:: EXERCISE BRIEF ::
Go through the listing and return every line with "Museum" in it.

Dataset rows

%%

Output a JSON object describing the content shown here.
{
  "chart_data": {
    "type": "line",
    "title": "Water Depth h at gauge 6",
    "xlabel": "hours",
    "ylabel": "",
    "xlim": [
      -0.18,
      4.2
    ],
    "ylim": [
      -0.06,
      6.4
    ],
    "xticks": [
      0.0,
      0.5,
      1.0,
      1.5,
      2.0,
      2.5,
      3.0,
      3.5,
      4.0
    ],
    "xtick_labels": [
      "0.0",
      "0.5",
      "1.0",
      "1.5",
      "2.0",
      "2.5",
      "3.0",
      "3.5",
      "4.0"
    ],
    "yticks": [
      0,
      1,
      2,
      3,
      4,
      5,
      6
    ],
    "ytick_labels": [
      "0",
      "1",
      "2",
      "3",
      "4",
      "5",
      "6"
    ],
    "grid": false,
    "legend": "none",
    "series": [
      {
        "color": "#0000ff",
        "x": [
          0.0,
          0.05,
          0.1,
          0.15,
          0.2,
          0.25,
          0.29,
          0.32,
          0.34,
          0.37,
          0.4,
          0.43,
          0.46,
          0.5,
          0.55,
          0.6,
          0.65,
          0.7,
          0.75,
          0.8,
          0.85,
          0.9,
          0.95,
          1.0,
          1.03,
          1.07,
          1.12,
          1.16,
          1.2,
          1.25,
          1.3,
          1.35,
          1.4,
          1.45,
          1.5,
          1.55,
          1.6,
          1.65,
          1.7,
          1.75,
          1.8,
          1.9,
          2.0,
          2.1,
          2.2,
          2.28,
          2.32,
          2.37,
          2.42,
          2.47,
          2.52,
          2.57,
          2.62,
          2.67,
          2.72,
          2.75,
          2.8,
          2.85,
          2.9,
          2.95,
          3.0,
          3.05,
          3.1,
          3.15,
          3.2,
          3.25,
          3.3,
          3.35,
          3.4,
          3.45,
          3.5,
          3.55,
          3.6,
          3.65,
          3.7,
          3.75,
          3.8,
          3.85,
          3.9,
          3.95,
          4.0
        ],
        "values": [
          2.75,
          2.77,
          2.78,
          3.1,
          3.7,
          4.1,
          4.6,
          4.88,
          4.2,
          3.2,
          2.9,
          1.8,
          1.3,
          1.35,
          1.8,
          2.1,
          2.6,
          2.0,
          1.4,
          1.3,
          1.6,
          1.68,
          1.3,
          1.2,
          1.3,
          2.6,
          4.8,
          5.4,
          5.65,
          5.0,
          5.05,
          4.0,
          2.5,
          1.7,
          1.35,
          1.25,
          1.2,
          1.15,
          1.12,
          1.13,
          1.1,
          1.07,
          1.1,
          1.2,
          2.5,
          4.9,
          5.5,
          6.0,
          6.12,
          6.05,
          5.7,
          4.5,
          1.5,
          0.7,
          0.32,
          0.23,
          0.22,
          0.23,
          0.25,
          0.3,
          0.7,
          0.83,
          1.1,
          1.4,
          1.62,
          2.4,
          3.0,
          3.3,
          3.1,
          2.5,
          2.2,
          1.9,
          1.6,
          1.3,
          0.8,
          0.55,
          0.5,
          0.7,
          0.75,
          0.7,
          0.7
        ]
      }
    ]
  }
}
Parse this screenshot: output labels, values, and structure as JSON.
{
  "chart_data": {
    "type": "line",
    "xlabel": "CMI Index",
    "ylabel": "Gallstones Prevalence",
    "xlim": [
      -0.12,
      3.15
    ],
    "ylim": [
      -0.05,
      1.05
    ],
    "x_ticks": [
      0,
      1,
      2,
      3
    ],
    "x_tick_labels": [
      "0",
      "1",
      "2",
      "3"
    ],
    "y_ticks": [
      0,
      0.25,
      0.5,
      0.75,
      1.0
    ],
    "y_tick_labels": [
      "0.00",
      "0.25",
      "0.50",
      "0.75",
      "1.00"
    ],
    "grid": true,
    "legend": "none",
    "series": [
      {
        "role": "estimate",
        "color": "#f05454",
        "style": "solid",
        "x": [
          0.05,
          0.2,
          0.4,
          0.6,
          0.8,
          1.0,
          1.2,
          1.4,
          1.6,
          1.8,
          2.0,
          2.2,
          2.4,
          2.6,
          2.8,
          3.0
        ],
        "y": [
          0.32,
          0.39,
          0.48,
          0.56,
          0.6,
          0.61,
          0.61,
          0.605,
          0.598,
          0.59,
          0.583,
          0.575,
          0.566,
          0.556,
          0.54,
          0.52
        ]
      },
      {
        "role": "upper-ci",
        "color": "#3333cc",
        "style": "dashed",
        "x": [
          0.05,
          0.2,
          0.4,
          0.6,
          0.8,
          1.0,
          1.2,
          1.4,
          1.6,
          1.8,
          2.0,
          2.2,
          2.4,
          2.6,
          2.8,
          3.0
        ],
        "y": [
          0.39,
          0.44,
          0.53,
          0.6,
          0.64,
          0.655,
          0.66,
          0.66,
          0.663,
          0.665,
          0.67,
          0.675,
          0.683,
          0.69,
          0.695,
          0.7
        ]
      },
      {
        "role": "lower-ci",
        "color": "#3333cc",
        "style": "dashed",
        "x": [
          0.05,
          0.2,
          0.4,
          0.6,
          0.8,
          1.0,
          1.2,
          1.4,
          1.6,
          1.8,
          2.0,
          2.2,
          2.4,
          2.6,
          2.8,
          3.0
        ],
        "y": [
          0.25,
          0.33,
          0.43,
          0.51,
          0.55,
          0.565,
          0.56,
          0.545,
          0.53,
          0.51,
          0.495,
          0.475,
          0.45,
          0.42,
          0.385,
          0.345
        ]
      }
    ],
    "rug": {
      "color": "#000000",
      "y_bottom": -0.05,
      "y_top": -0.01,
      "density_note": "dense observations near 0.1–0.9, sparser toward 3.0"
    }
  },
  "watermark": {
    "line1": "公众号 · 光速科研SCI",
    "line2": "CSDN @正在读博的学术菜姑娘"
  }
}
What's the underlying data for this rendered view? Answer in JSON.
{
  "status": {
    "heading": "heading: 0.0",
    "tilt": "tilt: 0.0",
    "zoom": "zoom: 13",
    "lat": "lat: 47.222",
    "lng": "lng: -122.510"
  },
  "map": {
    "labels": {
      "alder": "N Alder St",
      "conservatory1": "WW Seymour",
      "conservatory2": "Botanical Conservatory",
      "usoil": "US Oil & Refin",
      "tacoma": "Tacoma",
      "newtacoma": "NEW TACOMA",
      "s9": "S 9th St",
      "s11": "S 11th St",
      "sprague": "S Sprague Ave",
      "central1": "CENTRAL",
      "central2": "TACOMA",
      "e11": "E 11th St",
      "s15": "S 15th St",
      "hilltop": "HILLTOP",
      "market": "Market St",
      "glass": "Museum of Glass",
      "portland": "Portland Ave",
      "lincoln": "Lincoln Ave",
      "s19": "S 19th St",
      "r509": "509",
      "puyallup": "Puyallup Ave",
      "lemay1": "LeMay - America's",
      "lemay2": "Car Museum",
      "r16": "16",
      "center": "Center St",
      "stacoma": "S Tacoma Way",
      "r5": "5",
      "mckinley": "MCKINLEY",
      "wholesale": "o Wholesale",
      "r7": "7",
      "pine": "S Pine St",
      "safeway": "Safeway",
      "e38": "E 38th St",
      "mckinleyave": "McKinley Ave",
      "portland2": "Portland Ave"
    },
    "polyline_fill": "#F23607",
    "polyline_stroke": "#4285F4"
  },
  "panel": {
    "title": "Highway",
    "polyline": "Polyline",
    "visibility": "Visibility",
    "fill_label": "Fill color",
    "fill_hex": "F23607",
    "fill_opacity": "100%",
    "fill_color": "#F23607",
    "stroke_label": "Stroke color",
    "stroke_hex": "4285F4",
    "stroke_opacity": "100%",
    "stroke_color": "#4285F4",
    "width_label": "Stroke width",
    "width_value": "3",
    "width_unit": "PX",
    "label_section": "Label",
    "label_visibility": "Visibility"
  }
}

%%

:: TASK RESULT ::
      "glass": "Museum of Glass",
      "lemay2": "Car Museum",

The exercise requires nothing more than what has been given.